= Task to carry out =
From the listing below, extract every line in which the word "Gain" appears.
━━━━━━━━
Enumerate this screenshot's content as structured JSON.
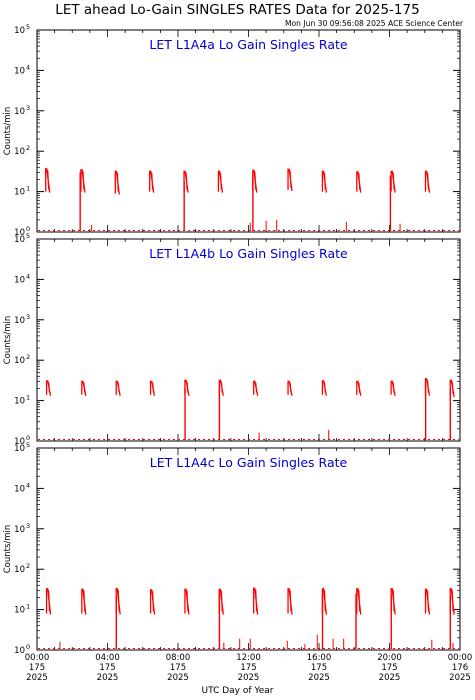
{
  "title": "LET ahead Lo-Gain SINGLES RATES Data for 2025-175",
  "timestamp": "Mon Jun 30 09:56:08 2025 ACE Science Center",
  "xlabel": "UTC Day of Year",
  "colors": {
    "data": "#ff0000",
    "panel_title": "#0000cc",
    "axes": "#000000"
  },
  "chart_data": [
    {
      "type": "line",
      "title": "LET L1A4a Lo Gain Singles Rate",
      "ylabel": "Counts/min",
      "ylog": true,
      "ylim": [
        1,
        100000
      ],
      "xlim": [
        0,
        24
      ],
      "y_ticks": [
        {
          "v": 1,
          "t": "10"
        },
        {
          "v": 10,
          "t": "10"
        },
        {
          "v": 100,
          "t": "10"
        },
        {
          "v": 1000,
          "t": "10"
        },
        {
          "v": 10000,
          "t": "10"
        },
        {
          "v": 100000,
          "t": "10"
        }
      ],
      "y_tick_exponents": [
        "0",
        "1",
        "2",
        "3",
        "4",
        "5"
      ],
      "bursts": [
        {
          "x": 0.55,
          "top": 38,
          "bottom": 10
        },
        {
          "x": 2.55,
          "top": 36,
          "bottom": 10
        },
        {
          "x": 4.5,
          "top": 33,
          "bottom": 9
        },
        {
          "x": 6.45,
          "top": 33,
          "bottom": 10
        },
        {
          "x": 8.4,
          "top": 33,
          "bottom": 10
        },
        {
          "x": 10.35,
          "top": 33,
          "bottom": 10
        },
        {
          "x": 12.3,
          "top": 35,
          "bottom": 10
        },
        {
          "x": 14.3,
          "top": 37,
          "bottom": 11
        },
        {
          "x": 16.25,
          "top": 33,
          "bottom": 10
        },
        {
          "x": 18.2,
          "top": 32,
          "bottom": 10
        },
        {
          "x": 20.15,
          "top": 33,
          "bottom": 10
        },
        {
          "x": 22.1,
          "top": 33,
          "bottom": 10
        }
      ],
      "drops": [
        {
          "x": 2.45,
          "top": 30
        },
        {
          "x": 8.35,
          "top": 18
        },
        {
          "x": 12.25,
          "top": 25
        },
        {
          "x": 20.05,
          "top": 25
        }
      ],
      "spikes": [
        {
          "x": 3.1,
          "y": 1.5
        },
        {
          "x": 12.1,
          "y": 1.7
        },
        {
          "x": 13.0,
          "y": 1.9
        },
        {
          "x": 13.6,
          "y": 2.0
        },
        {
          "x": 17.55,
          "y": 1.8
        },
        {
          "x": 20.6,
          "y": 1.6
        }
      ],
      "floor": 0.9
    },
    {
      "type": "line",
      "title": "LET L1A4b Lo Gain Singles Rate",
      "ylabel": "Counts/min",
      "ylog": true,
      "ylim": [
        1,
        100000
      ],
      "xlim": [
        0,
        24
      ],
      "y_ticks": [
        {
          "v": 1,
          "t": "10"
        },
        {
          "v": 10,
          "t": "10"
        },
        {
          "v": 100,
          "t": "10"
        },
        {
          "v": 1000,
          "t": "10"
        },
        {
          "v": 10000,
          "t": "10"
        },
        {
          "v": 100000,
          "t": "10"
        }
      ],
      "y_tick_exponents": [
        "0",
        "1",
        "2",
        "3",
        "4",
        "5"
      ],
      "bursts": [
        {
          "x": 0.6,
          "top": 32,
          "bottom": 14
        },
        {
          "x": 2.6,
          "top": 31,
          "bottom": 14
        },
        {
          "x": 4.55,
          "top": 31,
          "bottom": 14
        },
        {
          "x": 6.5,
          "top": 31,
          "bottom": 14
        },
        {
          "x": 8.45,
          "top": 33,
          "bottom": 14
        },
        {
          "x": 10.4,
          "top": 33,
          "bottom": 14
        },
        {
          "x": 12.35,
          "top": 31,
          "bottom": 14
        },
        {
          "x": 14.3,
          "top": 31,
          "bottom": 14
        },
        {
          "x": 16.25,
          "top": 32,
          "bottom": 14
        },
        {
          "x": 18.2,
          "top": 31,
          "bottom": 14
        },
        {
          "x": 20.15,
          "top": 31,
          "bottom": 14
        },
        {
          "x": 22.1,
          "top": 36,
          "bottom": 14
        },
        {
          "x": 23.5,
          "top": 33,
          "bottom": 13
        }
      ],
      "drops": [
        {
          "x": 8.4,
          "top": 20
        },
        {
          "x": 10.35,
          "top": 22
        },
        {
          "x": 22.05,
          "top": 25
        },
        {
          "x": 23.45,
          "top": 20
        }
      ],
      "spikes": [
        {
          "x": 12.6,
          "y": 1.6
        },
        {
          "x": 16.55,
          "y": 1.9
        }
      ],
      "floor": 0.9
    },
    {
      "type": "line",
      "title": "LET L1A4c Lo Gain Singles Rate",
      "ylabel": "Counts/min",
      "ylog": true,
      "ylim": [
        1,
        100000
      ],
      "xlim": [
        0,
        24
      ],
      "y_ticks": [
        {
          "v": 1,
          "t": "10"
        },
        {
          "v": 10,
          "t": "10"
        },
        {
          "v": 100,
          "t": "10"
        },
        {
          "v": 1000,
          "t": "10"
        },
        {
          "v": 10000,
          "t": "10"
        },
        {
          "v": 100000,
          "t": "10"
        }
      ],
      "y_tick_exponents": [
        "0",
        "1",
        "2",
        "3",
        "4",
        "5"
      ],
      "bursts": [
        {
          "x": 0.6,
          "top": 34,
          "bottom": 8
        },
        {
          "x": 2.6,
          "top": 33,
          "bottom": 8
        },
        {
          "x": 4.55,
          "top": 34,
          "bottom": 8
        },
        {
          "x": 6.5,
          "top": 32,
          "bottom": 8
        },
        {
          "x": 8.45,
          "top": 33,
          "bottom": 8
        },
        {
          "x": 10.4,
          "top": 33,
          "bottom": 8
        },
        {
          "x": 12.35,
          "top": 35,
          "bottom": 8
        },
        {
          "x": 14.3,
          "top": 34,
          "bottom": 8
        },
        {
          "x": 16.25,
          "top": 34,
          "bottom": 8
        },
        {
          "x": 18.2,
          "top": 34,
          "bottom": 8
        },
        {
          "x": 20.15,
          "top": 34,
          "bottom": 8
        },
        {
          "x": 22.1,
          "top": 33,
          "bottom": 8
        },
        {
          "x": 23.5,
          "top": 34,
          "bottom": 8
        }
      ],
      "drops": [
        {
          "x": 4.5,
          "top": 22
        },
        {
          "x": 10.35,
          "top": 25
        },
        {
          "x": 16.2,
          "top": 25
        },
        {
          "x": 18.1,
          "top": 25
        },
        {
          "x": 20.1,
          "top": 24
        },
        {
          "x": 23.45,
          "top": 22
        }
      ],
      "spikes": [
        {
          "x": 1.3,
          "y": 1.6
        },
        {
          "x": 10.6,
          "y": 1.5
        },
        {
          "x": 11.5,
          "y": 1.9
        },
        {
          "x": 12.1,
          "y": 1.9
        },
        {
          "x": 14.2,
          "y": 1.7
        },
        {
          "x": 15.2,
          "y": 1.4
        },
        {
          "x": 15.9,
          "y": 2.4
        },
        {
          "x": 16.8,
          "y": 1.9
        },
        {
          "x": 17.4,
          "y": 1.9
        },
        {
          "x": 22.4,
          "y": 1.8
        },
        {
          "x": 23.6,
          "y": 1.5
        }
      ],
      "floor": 0.9
    }
  ],
  "x_ticks": [
    {
      "v": 0,
      "time": "00:00",
      "doy": "175",
      "year": "2025"
    },
    {
      "v": 4,
      "time": "04:00",
      "doy": "175",
      "year": "2025"
    },
    {
      "v": 8,
      "time": "08:00",
      "doy": "175",
      "year": "2025"
    },
    {
      "v": 12,
      "time": "12:00",
      "doy": "175",
      "year": "2025"
    },
    {
      "v": 16,
      "time": "16:00",
      "doy": "175",
      "year": "2025"
    },
    {
      "v": 20,
      "time": "20:00",
      "doy": "175",
      "year": "2025"
    },
    {
      "v": 24,
      "time": "00:00",
      "doy": "176",
      "year": "2025"
    }
  ]
}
━━━━━━━━
= Finished task =
  "title": "LET ahead Lo-Gain SINGLES RATES Data for 2025-175",
      "title": "LET L1A4a Lo Gain Singles Rate",
      "title": "LET L1A4b Lo Gain Singles Rate",
      "title": "LET L1A4c Lo Gain Singles Rate",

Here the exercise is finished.